To be done: Collect every line in the records below that contains the word "name".

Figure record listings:
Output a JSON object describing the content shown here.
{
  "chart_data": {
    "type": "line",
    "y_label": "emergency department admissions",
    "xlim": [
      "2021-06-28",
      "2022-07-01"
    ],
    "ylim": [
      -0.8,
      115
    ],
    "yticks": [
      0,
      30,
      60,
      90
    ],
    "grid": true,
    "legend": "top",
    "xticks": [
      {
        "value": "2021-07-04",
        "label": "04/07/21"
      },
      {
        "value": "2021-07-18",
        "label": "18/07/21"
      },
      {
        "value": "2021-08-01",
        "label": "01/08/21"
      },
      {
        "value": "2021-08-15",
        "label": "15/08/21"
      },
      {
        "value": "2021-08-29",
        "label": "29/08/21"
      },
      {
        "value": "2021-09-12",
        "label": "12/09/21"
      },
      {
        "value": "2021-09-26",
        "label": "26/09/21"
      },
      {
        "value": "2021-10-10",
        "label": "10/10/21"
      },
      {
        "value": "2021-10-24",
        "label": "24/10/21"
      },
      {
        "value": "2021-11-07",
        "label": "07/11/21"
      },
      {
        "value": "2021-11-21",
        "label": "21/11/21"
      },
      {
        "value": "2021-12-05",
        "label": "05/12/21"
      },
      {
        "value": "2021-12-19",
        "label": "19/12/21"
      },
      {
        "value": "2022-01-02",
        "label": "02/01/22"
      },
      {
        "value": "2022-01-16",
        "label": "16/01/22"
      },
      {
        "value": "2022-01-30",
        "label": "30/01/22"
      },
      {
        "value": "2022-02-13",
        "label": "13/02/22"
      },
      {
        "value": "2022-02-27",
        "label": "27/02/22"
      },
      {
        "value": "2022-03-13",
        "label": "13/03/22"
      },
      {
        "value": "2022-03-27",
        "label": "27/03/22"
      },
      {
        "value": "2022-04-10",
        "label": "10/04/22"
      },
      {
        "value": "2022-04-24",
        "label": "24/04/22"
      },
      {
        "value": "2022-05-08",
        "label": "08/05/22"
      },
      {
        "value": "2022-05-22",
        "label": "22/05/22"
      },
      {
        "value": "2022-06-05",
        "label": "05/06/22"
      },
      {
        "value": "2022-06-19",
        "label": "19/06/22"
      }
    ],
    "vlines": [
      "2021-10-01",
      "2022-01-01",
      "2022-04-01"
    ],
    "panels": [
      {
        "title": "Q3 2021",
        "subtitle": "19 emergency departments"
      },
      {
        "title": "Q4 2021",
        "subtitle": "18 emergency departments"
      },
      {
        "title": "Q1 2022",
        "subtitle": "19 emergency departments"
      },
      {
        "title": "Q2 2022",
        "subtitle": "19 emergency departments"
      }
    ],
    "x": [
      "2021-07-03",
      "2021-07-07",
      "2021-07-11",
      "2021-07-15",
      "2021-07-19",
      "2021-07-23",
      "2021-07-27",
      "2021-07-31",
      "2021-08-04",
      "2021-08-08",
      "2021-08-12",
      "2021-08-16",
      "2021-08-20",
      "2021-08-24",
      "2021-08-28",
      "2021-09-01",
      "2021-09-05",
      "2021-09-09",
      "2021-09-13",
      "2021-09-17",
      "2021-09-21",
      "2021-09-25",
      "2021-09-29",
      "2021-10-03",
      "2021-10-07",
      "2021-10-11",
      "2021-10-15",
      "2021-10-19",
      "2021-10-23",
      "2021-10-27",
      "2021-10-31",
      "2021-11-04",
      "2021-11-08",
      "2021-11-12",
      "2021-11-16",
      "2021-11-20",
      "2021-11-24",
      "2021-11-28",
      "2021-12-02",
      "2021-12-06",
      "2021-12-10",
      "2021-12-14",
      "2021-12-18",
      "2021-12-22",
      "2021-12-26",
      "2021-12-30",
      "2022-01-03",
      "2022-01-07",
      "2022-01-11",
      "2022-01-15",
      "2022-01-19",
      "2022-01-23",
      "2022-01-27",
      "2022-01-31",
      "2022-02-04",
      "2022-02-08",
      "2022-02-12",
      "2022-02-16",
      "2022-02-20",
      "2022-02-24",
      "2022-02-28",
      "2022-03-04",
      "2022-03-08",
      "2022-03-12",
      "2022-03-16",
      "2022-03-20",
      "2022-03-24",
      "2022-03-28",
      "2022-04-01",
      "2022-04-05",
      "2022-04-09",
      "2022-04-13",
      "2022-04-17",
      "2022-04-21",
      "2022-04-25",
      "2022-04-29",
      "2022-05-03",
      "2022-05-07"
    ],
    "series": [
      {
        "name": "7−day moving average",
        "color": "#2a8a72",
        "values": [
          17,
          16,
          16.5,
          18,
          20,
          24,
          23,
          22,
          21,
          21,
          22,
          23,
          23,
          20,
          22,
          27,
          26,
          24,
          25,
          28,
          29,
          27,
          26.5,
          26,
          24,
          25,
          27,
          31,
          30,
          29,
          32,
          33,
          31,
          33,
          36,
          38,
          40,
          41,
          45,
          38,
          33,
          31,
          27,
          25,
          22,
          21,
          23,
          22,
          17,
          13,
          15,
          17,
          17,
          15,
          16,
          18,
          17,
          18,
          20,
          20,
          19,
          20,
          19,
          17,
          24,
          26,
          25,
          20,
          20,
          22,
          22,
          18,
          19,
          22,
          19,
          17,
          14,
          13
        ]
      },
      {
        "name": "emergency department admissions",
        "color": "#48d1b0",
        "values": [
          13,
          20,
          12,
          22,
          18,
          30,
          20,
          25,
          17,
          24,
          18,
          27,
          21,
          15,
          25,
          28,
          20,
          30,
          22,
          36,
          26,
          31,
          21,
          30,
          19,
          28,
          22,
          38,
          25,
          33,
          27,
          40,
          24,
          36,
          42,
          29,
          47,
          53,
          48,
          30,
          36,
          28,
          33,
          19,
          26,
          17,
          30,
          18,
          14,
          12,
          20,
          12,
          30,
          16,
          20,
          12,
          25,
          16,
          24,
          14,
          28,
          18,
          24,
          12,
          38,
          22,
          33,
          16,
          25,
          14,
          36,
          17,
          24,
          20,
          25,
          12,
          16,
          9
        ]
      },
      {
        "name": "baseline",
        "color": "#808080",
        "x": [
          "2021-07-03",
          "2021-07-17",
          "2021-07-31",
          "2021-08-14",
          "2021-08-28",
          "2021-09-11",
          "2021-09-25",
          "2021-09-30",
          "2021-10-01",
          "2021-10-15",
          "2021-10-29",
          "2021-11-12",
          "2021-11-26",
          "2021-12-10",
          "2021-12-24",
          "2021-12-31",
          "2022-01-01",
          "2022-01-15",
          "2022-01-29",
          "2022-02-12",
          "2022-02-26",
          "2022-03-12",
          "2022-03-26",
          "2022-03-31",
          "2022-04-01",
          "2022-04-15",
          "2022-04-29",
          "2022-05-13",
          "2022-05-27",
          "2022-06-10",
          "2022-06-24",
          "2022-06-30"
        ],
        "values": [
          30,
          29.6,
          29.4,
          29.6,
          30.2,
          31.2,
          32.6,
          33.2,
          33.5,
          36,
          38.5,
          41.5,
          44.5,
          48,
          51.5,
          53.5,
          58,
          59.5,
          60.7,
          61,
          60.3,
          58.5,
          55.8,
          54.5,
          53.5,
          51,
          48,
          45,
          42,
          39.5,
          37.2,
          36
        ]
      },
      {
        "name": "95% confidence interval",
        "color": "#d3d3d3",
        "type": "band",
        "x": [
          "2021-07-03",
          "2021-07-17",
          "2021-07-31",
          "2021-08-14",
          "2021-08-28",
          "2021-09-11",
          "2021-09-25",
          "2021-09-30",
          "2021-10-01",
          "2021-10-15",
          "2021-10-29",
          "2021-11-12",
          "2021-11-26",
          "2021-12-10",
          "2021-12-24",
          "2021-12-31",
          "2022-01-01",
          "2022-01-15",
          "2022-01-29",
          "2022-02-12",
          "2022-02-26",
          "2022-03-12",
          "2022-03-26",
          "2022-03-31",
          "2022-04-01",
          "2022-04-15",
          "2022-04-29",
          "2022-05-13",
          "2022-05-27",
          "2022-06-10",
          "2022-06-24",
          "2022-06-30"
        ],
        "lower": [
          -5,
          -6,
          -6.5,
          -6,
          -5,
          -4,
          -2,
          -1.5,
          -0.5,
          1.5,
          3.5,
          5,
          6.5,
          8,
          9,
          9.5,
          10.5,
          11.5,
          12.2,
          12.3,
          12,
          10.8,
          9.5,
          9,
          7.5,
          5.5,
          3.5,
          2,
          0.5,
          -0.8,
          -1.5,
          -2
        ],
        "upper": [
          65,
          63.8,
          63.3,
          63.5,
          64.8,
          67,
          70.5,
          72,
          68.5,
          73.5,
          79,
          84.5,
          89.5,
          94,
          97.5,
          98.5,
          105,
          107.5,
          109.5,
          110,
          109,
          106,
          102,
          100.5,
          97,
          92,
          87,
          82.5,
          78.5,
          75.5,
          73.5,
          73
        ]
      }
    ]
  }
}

Exercise result:
        "name": "7−day moving average",
        "name": "emergency department admissions",
        "name": "baseline",
        "name": "95% confidence interval",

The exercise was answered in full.